Work to do:
In the listing below, find every line with the string "name" and pull it out.

Material for the task:
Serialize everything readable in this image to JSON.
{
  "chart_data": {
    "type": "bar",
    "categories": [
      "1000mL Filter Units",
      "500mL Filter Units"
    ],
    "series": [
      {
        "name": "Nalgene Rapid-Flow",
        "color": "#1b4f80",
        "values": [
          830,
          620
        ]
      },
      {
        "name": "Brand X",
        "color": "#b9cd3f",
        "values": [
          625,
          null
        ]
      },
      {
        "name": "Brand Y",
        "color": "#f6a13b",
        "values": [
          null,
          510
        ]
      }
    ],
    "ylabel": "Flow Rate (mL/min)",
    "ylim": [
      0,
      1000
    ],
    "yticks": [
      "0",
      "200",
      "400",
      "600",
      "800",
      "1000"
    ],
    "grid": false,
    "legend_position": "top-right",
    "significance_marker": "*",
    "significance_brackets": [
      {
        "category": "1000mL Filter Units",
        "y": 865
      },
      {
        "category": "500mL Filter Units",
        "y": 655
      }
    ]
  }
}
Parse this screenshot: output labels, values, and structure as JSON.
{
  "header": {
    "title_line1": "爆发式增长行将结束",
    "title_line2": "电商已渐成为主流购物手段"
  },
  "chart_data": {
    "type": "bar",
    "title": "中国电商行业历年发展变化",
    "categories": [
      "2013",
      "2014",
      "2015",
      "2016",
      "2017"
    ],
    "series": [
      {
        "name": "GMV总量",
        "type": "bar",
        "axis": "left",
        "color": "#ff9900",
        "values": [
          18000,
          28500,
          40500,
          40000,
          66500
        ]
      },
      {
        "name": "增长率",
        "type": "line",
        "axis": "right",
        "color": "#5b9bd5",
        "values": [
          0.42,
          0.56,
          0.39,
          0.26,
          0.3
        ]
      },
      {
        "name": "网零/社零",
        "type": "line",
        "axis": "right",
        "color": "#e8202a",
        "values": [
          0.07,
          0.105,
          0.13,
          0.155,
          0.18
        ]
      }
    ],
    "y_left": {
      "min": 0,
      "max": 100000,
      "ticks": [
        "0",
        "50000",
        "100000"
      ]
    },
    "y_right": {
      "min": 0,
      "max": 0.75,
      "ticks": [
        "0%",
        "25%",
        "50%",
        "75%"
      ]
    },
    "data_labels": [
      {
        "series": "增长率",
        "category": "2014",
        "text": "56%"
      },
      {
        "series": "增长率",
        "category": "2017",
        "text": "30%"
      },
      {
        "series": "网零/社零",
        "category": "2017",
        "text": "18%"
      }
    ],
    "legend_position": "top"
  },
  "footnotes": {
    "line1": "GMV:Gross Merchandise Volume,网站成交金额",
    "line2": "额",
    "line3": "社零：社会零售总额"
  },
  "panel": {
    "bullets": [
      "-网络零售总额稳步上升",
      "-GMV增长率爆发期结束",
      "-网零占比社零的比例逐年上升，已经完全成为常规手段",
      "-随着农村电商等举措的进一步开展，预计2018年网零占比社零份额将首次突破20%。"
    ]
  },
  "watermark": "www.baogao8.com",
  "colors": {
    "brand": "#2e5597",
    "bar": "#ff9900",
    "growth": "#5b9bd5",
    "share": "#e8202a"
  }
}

Response:
        "name": "Nalgene Rapid-Flow",
        "name": "Brand X",
        "name": "Brand Y",
        "name": "GMV总量",
        "name": "增长率",
        "name": "网零/社零",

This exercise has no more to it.